Instructions for the task
Extract each line of the data and write it out again exactly.

[Records from a collection]
-=-=-

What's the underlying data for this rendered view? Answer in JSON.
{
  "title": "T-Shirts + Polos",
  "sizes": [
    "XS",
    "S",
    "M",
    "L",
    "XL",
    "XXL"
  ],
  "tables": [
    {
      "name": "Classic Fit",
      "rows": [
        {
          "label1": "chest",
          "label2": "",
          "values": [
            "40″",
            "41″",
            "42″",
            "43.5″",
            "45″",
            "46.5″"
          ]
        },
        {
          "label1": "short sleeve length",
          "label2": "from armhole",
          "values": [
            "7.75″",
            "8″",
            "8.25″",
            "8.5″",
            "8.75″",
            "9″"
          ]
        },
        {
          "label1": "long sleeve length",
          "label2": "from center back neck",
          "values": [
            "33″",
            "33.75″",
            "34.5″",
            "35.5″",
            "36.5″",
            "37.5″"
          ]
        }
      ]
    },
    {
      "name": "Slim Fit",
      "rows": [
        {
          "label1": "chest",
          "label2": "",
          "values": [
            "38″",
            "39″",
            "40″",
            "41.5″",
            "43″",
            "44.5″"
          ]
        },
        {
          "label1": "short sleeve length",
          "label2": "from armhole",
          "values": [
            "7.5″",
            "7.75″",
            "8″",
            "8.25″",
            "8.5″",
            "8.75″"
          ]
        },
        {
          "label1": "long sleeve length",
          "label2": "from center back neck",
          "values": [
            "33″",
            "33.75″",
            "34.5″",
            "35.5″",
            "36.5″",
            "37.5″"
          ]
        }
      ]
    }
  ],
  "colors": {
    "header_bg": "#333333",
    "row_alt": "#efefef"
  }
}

-=-=-

Output below
What's the underlying data for this rendered view? Answer in JSON.
{
  "title": "T-Shirts + Polos",
  "sizes": [
    "XS",
    "S",
    "M",
    "L",
    "XL",
    "XXL"
  ],
  "tables": [
    {
      "name": "Classic Fit",
      "rows": [
        {
          "label1": "chest",
          "label2": "",
          "values": [
            "40″",
            "41″",
            "42″",
            "43.5″",
            "45″",
            "46.5″"
          ]
        },
        {
          "label1": "short sleeve length",
          "label2": "from armhole",
          "values": [
            "7.75″",
            "8″",
            "8.25″",
            "8.5″",
            "8.75″",
            "9″"
          ]
        },
        {
          "label1": "long sleeve length",
          "label2": "from center back neck",
          "values": [
            "33″",
            "33.75″",
            "34.5″",
            "35.5″",
            "36.5″",
            "37.5″"
          ]
        }
      ]
    },
    {
      "name": "Slim Fit",
      "rows": [
        {
          "label1": "chest",
          "label2": "",
          "values": [
            "38″",
            "39″",
            "40″",
            "41.5″",
            "43″",
            "44.5″"
          ]
        },
        {
          "label1": "short sleeve length",
          "label2": "from armhole",
          "values": [
            "7.5″",
            "7.75″",
            "8″",
            "8.25″",
            "8.5″",
            "8.75″"
          ]
        },
        {
          "label1": "long sleeve length",
          "label2": "from center back neck",
          "values": [
            "33″",
            "33.75″",
            "34.5″",
            "35.5″",
            "36.5″",
            "37.5″"
          ]
        }
      ]
    }
  ],
  "colors": {
    "header_bg": "#333333",
    "row_alt": "#efefef"
  }
}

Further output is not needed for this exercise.